> What the task requires
Each record below should be repeated precisely as written.

> Data section
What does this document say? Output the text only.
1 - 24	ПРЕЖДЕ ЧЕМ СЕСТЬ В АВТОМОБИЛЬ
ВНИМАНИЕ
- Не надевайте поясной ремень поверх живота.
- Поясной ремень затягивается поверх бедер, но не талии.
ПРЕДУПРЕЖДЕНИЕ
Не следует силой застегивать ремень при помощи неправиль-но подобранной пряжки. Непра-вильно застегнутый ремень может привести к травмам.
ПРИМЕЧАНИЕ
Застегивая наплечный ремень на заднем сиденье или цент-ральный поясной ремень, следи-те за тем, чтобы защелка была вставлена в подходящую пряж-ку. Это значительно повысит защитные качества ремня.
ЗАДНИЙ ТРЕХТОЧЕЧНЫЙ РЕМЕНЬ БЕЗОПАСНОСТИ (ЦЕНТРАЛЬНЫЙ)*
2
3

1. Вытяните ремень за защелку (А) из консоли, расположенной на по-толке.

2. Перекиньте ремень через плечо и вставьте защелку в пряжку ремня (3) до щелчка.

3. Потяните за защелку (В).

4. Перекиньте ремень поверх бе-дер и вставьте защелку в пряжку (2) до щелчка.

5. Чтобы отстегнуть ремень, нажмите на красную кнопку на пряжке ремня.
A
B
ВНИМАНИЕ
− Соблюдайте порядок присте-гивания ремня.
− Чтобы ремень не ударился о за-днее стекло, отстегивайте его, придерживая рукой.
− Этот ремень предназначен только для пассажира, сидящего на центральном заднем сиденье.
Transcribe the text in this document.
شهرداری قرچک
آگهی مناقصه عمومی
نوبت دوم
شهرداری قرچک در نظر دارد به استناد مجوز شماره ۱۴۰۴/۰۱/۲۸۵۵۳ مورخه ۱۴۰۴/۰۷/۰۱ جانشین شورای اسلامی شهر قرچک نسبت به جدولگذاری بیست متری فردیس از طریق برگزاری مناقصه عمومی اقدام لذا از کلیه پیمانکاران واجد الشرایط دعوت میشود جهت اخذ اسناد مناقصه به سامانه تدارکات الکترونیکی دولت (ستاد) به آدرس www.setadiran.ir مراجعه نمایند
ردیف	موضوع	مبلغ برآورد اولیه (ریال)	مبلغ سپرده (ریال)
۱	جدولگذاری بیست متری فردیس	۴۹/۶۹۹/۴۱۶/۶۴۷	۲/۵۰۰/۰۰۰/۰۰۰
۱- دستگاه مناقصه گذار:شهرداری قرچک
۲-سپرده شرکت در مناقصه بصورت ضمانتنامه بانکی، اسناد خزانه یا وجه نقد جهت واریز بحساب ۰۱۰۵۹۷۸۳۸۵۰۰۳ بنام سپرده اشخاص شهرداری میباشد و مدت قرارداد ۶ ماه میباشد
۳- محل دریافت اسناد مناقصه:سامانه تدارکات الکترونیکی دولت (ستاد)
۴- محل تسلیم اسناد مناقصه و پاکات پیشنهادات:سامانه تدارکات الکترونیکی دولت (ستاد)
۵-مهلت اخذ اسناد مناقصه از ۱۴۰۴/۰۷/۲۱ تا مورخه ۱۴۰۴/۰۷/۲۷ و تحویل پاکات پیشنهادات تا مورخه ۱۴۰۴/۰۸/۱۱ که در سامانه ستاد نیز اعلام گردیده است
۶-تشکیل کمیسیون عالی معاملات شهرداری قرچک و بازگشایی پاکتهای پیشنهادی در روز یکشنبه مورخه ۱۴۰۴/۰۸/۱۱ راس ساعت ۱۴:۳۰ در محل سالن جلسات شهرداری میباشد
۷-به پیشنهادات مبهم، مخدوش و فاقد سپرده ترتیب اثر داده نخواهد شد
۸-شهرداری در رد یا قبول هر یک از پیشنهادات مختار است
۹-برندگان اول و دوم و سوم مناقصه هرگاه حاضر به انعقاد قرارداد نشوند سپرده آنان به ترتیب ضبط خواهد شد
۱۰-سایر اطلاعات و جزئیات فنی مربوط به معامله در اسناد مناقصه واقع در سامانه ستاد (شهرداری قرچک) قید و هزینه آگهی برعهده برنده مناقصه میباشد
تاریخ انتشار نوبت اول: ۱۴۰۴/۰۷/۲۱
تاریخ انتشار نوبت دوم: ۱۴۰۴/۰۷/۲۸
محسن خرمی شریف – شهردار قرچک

> Output
What does this document say? Output the text only.
1 - 24	ПРЕЖДЕ ЧЕМ СЕСТЬ В АВТОМОБИЛЬ
ВНИМАНИЕ
- Не надевайте поясной ремень поверх живота.
- Поясной ремень затягивается поверх бедер, но не талии.
ПРЕДУПРЕЖДЕНИЕ
Не следует силой застегивать ремень при помощи неправиль-но подобранной пряжки. Непра-вильно застегнутый ремень может привести к травмам.
ПРИМЕЧАНИЕ
Застегивая наплечный ремень на заднем сиденье или цент-ральный поясной ремень, следи-те за тем, чтобы защелка была вставлена в подходящую пряж-ку. Это значительно повысит защитные качества ремня.
ЗАДНИЙ ТРЕХТОЧЕЧНЫЙ РЕМЕНЬ БЕЗОПАСНОСТИ (ЦЕНТРАЛЬНЫЙ)*
2
3

1. Вытяните ремень за защелку (А) из консоли, расположенной на по-толке.

2. Перекиньте ремень через плечо и вставьте защелку в пряжку ремня (3) до щелчка.

3. Потяните за защелку (В).

4. Перекиньте ремень поверх бе-дер и вставьте защелку в пряжку (2) до щелчка.

5. Чтобы отстегнуть ремень, нажмите на красную кнопку на пряжке ремня.
A
B
ВНИМАНИЕ
− Соблюдайте порядок присте-гивания ремня.
− Чтобы ремень не ударился о за-днее стекло, отстегивайте его, придерживая рукой.
− Этот ремень предназначен только для пассажира, сидящего на центральном заднем сиденье.
Transcribe the text in this document.
شهرداری قرچک
آگهی مناقصه عمومی
نوبت دوم
شهرداری قرچک در نظر دارد به استناد مجوز شماره ۱۴۰۴/۰۱/۲۸۵۵۳ مورخه ۱۴۰۴/۰۷/۰۱ جانشین شورای اسلامی شهر قرچک نسبت به جدولگذاری بیست متری فردیس از طریق برگزاری مناقصه عمومی اقدام لذا از کلیه پیمانکاران واجد الشرایط دعوت میشود جهت اخذ اسناد مناقصه به سامانه تدارکات الکترونیکی دولت (ستاد) به آدرس www.setadiran.ir مراجعه نمایند
ردیف	موضوع	مبلغ برآورد اولیه (ریال)	مبلغ سپرده (ریال)
۱	جدولگذاری بیست متری فردیس	۴۹/۶۹۹/۴۱۶/۶۴۷	۲/۵۰۰/۰۰۰/۰۰۰
۱- دستگاه مناقصه گذار:شهرداری قرچک
۲-سپرده شرکت در مناقصه بصورت ضمانتنامه بانکی، اسناد خزانه یا وجه نقد جهت واریز بحساب ۰۱۰۵۹۷۸۳۸۵۰۰۳ بنام سپرده اشخاص شهرداری میباشد و مدت قرارداد ۶ ماه میباشد
۳- محل دریافت اسناد مناقصه:سامانه تدارکات الکترونیکی دولت (ستاد)
۴- محل تسلیم اسناد مناقصه و پاکات پیشنهادات:سامانه تدارکات الکترونیکی دولت (ستاد)
۵-مهلت اخذ اسناد مناقصه از ۱۴۰۴/۰۷/۲۱ تا مورخه ۱۴۰۴/۰۷/۲۷ و تحویل پاکات پیشنهادات تا مورخه ۱۴۰۴/۰۸/۱۱ که در سامانه ستاد نیز اعلام گردیده است
۶-تشکیل کمیسیون عالی معاملات شهرداری قرچک و بازگشایی پاکتهای پیشنهادی در روز یکشنبه مورخه ۱۴۰۴/۰۸/۱۱ راس ساعت ۱۴:۳۰ در محل سالن جلسات شهرداری میباشد
۷-به پیشنهادات مبهم، مخدوش و فاقد سپرده ترتیب اثر داده نخواهد شد
۸-شهرداری در رد یا قبول هر یک از پیشنهادات مختار است
۹-برندگان اول و دوم و سوم مناقصه هرگاه حاضر به انعقاد قرارداد نشوند سپرده آنان به ترتیب ضبط خواهد شد
۱۰-سایر اطلاعات و جزئیات فنی مربوط به معامله در اسناد مناقصه واقع در سامانه ستاد (شهرداری قرچک) قید و هزینه آگهی برعهده برنده مناقصه میباشد
تاریخ انتشار نوبت اول: ۱۴۰۴/۰۷/۲۱
تاریخ انتشار نوبت دوم: ۱۴۰۴/۰۷/۲۸
محسن خرمی شریف – شهردار قرچک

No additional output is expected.